--- Start PROVIDED TEXT ---

Ohm: The Parsing Toolkit That Finally Makes Grammars Fun
Parsing is one of those problems that sounds simple until you actually try it. You need to turn a string of characters into something structured and meaningful, whether that string is a programming language, a configuration file, a math expression, or some custom notation you just invented for your domain. Most developers reach for regex first, hit a wall when nesting enters the picture, and then stare down the barrel of writing a recursive descent parser by hand. Ohm offers a better path.
ohm-js is a parsing toolkit built on Parsing Expression Grammars (PEGs) that takes one opinionated stance and rides it all the way home: grammars describe syntax, and nothing else. Semantic actions, the code that actually does something with the parsed structure, live in a completely separate layer. This separation sounds like a small thing, but it changes everything about how you think about, write, and reuse parsers.
Why Ohm Is Different
The parsing world is not short on options. PEG.js, Nearley, Chevrotain, and others all have their followings. What makes Ohm stand out is not raw performance or download count but a philosophical clarity that permeates the entire design.
- Grammars are pure. No JavaScript embedded in rule definitions. A grammar in Ohm reads like a formal specification, which means the same grammar can power a parser, a syntax highlighter, a compiler, and an interpreter without changing a single rule.
- Left recursion works. Most PEG parsers choke on left-recursive rules, forcing you into awkward workarounds for something as basic as left-associative operators. Ohm handles it natively.
- Grammars can inherit. Using an object-oriented extension model, you can create a child grammar that inherits from a parent, overriding or adding rules. Build a base language and extend it into dialects.

--- End PROVIDED TEXT ---

• [DIRECTIVES]
1) Please set down the passage of the Ohm article word for word, beginning at the words "ohm-js is a" and stopping after "the entire design.".
2) Condense the paragraph of the Ohm article that begins "ohm-js is a parsing toolkit" into a shorter version that keeps its main facts.
Rely only on the Ohm article for your answers.

--- Start EXTRACTED MATERIAL ---

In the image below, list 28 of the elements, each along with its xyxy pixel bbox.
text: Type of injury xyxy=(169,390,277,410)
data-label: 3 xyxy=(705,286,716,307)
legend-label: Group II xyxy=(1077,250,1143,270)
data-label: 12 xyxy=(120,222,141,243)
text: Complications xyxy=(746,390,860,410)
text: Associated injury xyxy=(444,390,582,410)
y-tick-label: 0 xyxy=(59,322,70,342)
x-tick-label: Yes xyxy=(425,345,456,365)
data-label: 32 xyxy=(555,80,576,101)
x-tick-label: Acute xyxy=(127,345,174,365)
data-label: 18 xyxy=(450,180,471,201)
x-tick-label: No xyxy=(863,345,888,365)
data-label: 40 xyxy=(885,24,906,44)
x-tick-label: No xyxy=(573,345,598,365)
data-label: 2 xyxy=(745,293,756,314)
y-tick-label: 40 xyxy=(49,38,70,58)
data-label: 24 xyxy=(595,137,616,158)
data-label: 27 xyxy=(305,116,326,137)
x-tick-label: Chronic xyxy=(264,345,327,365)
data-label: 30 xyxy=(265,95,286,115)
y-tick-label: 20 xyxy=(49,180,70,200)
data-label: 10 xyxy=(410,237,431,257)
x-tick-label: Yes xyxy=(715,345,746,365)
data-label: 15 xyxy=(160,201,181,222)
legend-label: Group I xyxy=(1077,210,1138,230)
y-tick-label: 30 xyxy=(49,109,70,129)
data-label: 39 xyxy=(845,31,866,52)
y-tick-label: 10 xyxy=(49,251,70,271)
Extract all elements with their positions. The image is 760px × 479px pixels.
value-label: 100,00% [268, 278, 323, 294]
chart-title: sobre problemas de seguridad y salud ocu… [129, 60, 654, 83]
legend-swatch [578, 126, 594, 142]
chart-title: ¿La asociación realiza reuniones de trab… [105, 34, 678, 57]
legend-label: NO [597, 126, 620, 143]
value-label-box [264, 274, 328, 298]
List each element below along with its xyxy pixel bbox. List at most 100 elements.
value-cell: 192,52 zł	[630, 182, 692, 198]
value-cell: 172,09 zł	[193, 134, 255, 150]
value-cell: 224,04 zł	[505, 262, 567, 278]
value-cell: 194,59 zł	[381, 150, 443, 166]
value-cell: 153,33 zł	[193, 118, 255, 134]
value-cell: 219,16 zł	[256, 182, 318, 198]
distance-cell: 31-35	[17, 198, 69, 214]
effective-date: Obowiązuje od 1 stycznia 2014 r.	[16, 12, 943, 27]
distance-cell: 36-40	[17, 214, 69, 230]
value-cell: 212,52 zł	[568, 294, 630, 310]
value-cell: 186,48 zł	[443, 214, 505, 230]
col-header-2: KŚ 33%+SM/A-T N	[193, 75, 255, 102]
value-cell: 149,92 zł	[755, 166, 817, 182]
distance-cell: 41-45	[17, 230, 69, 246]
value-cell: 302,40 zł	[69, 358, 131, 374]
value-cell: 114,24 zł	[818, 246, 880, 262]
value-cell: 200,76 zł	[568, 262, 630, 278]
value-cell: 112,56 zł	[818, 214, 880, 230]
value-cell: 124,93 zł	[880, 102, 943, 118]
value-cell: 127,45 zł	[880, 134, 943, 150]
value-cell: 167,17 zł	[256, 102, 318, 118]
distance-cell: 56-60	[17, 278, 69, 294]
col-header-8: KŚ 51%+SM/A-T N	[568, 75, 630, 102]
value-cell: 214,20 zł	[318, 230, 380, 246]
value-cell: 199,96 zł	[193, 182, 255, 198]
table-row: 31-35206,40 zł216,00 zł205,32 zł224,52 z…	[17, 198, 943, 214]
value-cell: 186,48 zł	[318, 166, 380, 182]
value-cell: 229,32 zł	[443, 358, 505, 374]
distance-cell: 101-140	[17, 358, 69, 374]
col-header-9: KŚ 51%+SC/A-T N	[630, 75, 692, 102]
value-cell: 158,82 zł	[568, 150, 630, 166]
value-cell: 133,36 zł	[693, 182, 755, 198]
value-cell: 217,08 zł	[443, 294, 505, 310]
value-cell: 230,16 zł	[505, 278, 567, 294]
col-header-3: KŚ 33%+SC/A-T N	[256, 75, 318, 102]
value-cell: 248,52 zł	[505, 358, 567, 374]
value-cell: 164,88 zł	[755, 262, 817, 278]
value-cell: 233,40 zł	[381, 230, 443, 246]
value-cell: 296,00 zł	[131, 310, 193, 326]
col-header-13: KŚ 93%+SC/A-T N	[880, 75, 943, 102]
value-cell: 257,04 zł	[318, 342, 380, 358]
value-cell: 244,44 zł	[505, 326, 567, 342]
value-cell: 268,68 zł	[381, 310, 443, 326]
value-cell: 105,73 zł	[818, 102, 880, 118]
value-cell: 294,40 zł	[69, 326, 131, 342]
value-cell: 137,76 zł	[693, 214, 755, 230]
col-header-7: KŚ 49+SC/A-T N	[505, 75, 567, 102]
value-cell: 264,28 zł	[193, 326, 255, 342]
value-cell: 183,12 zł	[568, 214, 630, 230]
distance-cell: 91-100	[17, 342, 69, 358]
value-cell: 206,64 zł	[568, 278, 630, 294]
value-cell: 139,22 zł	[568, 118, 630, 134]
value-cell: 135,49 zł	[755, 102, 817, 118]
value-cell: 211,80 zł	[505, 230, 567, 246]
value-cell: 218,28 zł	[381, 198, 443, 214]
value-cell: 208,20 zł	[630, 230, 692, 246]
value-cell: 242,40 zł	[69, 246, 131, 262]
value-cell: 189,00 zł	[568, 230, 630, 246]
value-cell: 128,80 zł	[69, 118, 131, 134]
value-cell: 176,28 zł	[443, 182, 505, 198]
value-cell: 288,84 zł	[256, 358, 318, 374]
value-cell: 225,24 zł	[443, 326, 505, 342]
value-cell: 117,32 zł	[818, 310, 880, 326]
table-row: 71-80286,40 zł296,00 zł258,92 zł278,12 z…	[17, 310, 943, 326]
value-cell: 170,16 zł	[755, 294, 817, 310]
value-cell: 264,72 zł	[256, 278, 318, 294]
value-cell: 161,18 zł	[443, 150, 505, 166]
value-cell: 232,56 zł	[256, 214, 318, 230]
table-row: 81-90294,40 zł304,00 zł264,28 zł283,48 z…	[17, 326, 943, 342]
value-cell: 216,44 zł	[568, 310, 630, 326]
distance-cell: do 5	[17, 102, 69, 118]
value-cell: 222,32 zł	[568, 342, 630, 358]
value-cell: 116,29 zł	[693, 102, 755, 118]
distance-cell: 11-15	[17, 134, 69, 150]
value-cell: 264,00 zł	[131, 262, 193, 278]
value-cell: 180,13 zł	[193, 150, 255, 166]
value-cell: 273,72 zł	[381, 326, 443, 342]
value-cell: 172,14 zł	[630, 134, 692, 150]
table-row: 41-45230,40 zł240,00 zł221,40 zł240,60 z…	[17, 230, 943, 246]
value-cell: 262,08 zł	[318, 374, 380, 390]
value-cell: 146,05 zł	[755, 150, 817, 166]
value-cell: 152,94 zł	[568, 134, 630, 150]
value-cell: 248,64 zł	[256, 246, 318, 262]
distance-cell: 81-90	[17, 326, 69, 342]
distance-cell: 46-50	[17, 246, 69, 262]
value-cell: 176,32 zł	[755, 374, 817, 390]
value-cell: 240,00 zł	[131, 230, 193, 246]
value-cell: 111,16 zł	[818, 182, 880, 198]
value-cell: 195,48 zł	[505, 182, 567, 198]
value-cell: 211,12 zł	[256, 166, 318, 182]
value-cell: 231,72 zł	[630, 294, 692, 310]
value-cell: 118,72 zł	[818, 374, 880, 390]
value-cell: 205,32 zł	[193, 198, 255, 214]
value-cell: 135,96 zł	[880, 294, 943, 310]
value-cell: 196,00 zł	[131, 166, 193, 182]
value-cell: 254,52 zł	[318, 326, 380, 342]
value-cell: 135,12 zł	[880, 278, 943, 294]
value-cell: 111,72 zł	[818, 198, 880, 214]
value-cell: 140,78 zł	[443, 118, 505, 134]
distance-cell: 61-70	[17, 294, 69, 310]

--- End EXTRACTED MATERIAL ---

• [COMPLETED EXERCISE]
1)
ohm-js is a parsing toolkit built on Parsing Expression Grammars (PEGs) that takes one opinionated stance and rides it all the way home: grammars describe syntax, and nothing else. Semantic actions, the code that actually does something with the parsed structure, live in a completely separate layer. This separation sounds like a small thing, but it changes everything about how you think about, write, and reuse parsers.
Why Ohm Is Different
The parsing world is not short on options. PEG.js, Nearley, Chevrotain, and others all have their followings. What makes Ohm stand out is not raw performance or download count but a philosophical clarity that permeates the entire design.

2) ohm-js is a parsing toolkit based on Parsing Expression Grammars (PEGs). Its central principle is that grammars describe only syntax, while semantic actions, the code that acts on the parsed structure, sit in a separate layer. This separation changes how parsers are conceived, written, and reused.